▸ Exercice proposé 1:
Recopiez à l'identique, s'il vous plaît, les lignes des relevés depuis celle qui contient « data-point xyxy=(503,298,509,304) » jusqu'à celle qui contient « data-point xyxy=(36,470,42,477) », ces deux lignes incluses.

▸ Texte du document:
>>
Travailler vers un changement de culture auprès des jeunes comme le fait l’Équipe RDP, c’est un travail de longue haleine qui est incompatible avec le financement sporadique et inégal actuellement octroyé par les différents paliers de gouvernement, pose-t-il.
« On est toujours dans une situation où les leviers pour nous aider à travailler auprès des jeunes en précarité sont très fragiles », s’inquiète M. Vaval. Il explique que cette précarité constitue un obstacle à l’implantation d’initiatives pouvant avoir un effet durable chez les jeunes.
« Montréal [manque] d’acteurs qui sont capables d’agir en prévention : pas parce qu’ils n’existent pas, mais parce qu’ils ne sont pas suffisamment appuyés, ce n’est pas sérieux. »
Selon lui, à l’heure actuelle, le financement octroyé permet d’éteindre des feux, sans s’engager dans un réel changement au long terme permettant un changement de culture.
En 2020-2021, l’Équipe RDP n’avait reçu que 825 000 $ en provenance des gouvernements fédéral, provincial et municipal.
En juin dernier, Montréal a reçu un peu plus de 17 millions $ d’argent fédéral afin de lutter contre la violence armée au niveau communautaire. À ce financement s’ajoute un autre 5 millions $ déjà investi en avril par Ottawa. Plus récemment, le ministère de la Sécurité publique du Québec a annoncé 375 000 $ afin de prévenir la criminalité chez les jeunes à Montréal. L’administration Plante avait quant à elle annoncé au printemps dernier 7 millions $ destinés à des projets et installations pour les jeunes, toujours pour lutter contre le crime.
« Montréal [manque] d’acteurs qui sont capables d’agir en prévention : pas parce qu’ils n’existent pas, mais parce qu’ils ne sont pas suffisamment appuyés, ce n’est pas sérieux. »
Pierreson Vaval
À titre de comparaison, en 2021, Québec avait octroyé 90 millions $ pour l’opération CENTAURE contre la violence armée, majoritairement menée par des corps de police en milieux urbains et la Sûreté du Québec. À travers ce financement, le SPVM a notamment été mobilisé pour intervenir en milieu scolaire. Québec a aussi débloqué 250 millions $ afin de permettre l’embauche d’un plus grand nombre de policiers à Montréal. Le budget total du SPVM en 2023 s’élève à 787 millions $.
Gagner la confiance des jeunes
L’Équipe RDP travaille notamment à sensibiliser les acteur·trices de la sécurité comme la Ville et les policiers au besoin de mobiliser des intervenants qui ont des liens privilégiés avec les jeunes.
« Si on a pas cette expertise autour de la table, les actions vont toujours avoir des impacts à côté de la cible », conclut M. Vaval.
<<
(Entrées de mise en page à partir d'images)
>>
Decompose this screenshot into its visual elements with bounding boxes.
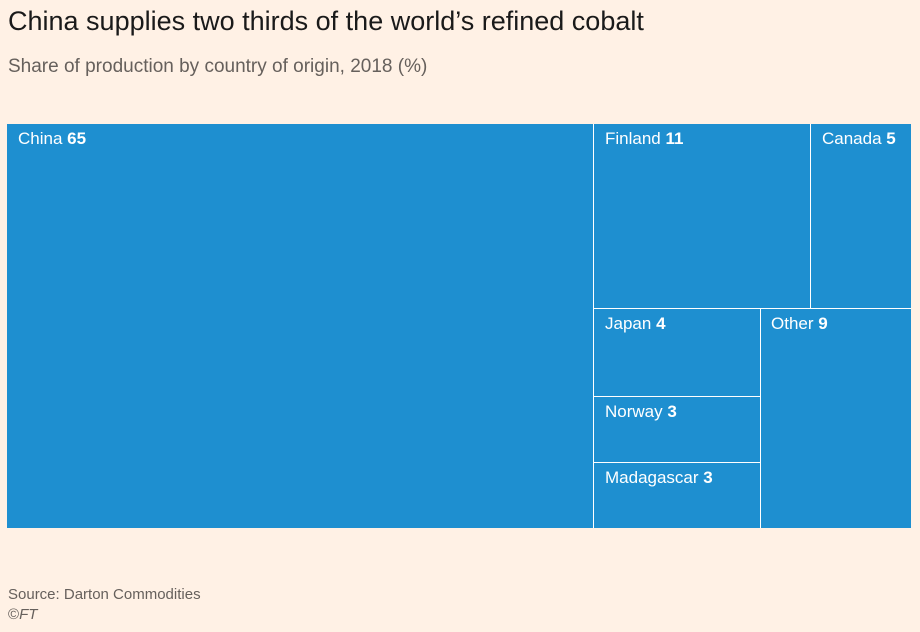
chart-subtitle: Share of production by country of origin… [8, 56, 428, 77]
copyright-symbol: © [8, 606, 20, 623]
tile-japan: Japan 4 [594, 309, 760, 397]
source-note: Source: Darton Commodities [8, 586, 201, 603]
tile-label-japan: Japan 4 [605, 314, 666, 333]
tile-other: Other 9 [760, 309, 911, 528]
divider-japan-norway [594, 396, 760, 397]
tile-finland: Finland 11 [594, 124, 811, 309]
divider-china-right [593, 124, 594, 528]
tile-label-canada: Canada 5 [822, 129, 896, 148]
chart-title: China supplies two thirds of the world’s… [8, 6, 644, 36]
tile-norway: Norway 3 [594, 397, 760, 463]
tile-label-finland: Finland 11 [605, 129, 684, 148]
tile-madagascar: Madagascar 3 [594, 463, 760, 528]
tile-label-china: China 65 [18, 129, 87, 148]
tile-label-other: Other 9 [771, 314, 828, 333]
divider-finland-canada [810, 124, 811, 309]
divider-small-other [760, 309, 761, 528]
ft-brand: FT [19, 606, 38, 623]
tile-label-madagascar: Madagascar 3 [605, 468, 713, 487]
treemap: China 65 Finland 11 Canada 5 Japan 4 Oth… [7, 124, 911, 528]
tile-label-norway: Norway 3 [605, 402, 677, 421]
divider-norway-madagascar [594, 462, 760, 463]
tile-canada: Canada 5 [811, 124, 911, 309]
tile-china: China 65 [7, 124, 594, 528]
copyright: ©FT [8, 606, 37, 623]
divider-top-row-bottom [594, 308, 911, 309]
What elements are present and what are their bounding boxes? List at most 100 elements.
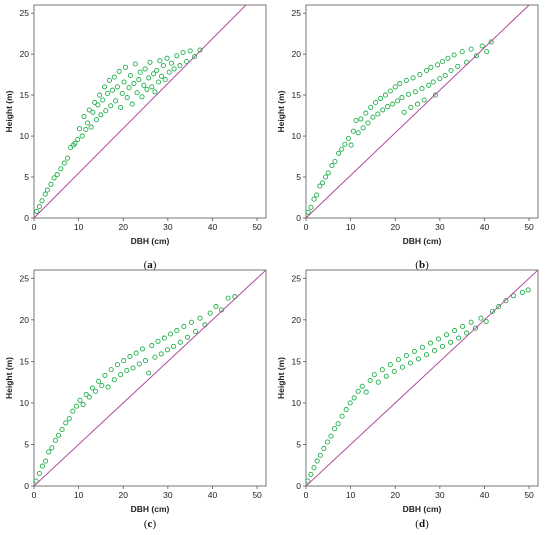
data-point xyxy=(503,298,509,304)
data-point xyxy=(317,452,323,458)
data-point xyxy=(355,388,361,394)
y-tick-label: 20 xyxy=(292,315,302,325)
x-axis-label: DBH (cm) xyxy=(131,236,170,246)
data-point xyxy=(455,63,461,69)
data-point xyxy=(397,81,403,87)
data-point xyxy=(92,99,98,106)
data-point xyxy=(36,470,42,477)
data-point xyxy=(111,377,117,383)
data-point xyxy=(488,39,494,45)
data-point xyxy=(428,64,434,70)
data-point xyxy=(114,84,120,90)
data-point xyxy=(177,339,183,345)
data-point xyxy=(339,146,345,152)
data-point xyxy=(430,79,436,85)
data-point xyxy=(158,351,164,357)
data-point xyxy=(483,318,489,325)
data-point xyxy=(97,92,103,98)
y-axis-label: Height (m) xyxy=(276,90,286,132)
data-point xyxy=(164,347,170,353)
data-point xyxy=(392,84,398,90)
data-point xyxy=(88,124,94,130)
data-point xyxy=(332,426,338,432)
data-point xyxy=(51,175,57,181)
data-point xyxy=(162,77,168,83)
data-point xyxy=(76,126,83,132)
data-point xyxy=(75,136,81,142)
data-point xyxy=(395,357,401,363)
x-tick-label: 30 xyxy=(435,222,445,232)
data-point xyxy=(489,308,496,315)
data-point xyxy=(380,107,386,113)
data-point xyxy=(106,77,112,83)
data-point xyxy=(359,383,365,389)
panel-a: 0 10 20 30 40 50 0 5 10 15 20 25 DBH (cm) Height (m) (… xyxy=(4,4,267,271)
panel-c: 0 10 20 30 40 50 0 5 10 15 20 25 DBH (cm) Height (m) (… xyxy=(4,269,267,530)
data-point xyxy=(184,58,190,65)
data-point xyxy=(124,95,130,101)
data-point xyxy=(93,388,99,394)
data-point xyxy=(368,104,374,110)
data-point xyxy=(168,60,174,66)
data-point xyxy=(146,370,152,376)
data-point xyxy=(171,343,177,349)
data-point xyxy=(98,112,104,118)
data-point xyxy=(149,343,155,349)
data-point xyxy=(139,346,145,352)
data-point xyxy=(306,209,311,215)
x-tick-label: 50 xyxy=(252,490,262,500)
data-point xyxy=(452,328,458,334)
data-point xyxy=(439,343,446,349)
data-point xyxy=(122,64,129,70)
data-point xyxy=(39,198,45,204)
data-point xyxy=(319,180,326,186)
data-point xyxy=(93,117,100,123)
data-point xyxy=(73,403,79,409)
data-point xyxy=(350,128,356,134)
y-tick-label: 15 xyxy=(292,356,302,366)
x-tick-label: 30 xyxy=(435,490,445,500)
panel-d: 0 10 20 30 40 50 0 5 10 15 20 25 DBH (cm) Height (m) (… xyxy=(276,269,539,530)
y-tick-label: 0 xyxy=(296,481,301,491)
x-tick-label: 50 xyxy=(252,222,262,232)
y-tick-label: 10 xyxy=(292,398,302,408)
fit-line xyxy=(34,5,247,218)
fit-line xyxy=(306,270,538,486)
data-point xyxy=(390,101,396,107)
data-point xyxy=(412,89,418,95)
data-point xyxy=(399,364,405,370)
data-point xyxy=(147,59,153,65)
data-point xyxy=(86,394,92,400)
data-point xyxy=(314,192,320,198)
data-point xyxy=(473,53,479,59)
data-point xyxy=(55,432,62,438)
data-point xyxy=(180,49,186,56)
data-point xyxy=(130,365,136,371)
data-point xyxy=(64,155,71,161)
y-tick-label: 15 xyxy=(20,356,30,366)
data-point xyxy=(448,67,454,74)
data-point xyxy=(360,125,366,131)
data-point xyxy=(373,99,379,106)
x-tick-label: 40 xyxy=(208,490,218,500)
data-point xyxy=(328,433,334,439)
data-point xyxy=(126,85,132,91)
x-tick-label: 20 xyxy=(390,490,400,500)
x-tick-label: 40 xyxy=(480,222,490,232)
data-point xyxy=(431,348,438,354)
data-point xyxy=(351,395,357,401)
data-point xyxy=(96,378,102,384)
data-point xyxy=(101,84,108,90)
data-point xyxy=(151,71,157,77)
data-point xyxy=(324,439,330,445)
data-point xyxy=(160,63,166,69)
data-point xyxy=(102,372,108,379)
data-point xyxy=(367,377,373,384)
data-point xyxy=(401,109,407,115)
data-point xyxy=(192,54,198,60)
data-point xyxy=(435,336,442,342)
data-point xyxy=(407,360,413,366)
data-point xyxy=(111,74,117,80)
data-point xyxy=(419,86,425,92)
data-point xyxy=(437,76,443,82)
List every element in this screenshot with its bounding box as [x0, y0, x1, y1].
<<
▸ Exercice proposé 2:
Répondez à ces questions d'après le texte du document :
(a) Quelle somme l'Équipe RDP a-t-elle reçue des gouvernements en 2020-2021 ?
(b) Combien d'argent fédéral Montréal a-t-elle reçu en juin dernier pour lutter contre la violence armée ?
(c) À combien s'élève le budget total du SPVM en 2023 ?

▸ Réponse attendue 1:
data-point xyxy=(503,298,509,304)
data-point xyxy=(317,452,323,458)
data-point xyxy=(355,388,361,394)
y-tick-label: 20 xyxy=(292,315,302,325)
x-axis-label: DBH (cm) xyxy=(131,236,170,246)
data-point xyxy=(455,63,461,69)
data-point xyxy=(397,81,403,87)
data-point xyxy=(92,99,98,106)
data-point xyxy=(36,470,42,477)

▸ Réponse attendue 2:
(a) 825 000 $
(b) Un peu plus de 17 millions $
(c) 787 millions $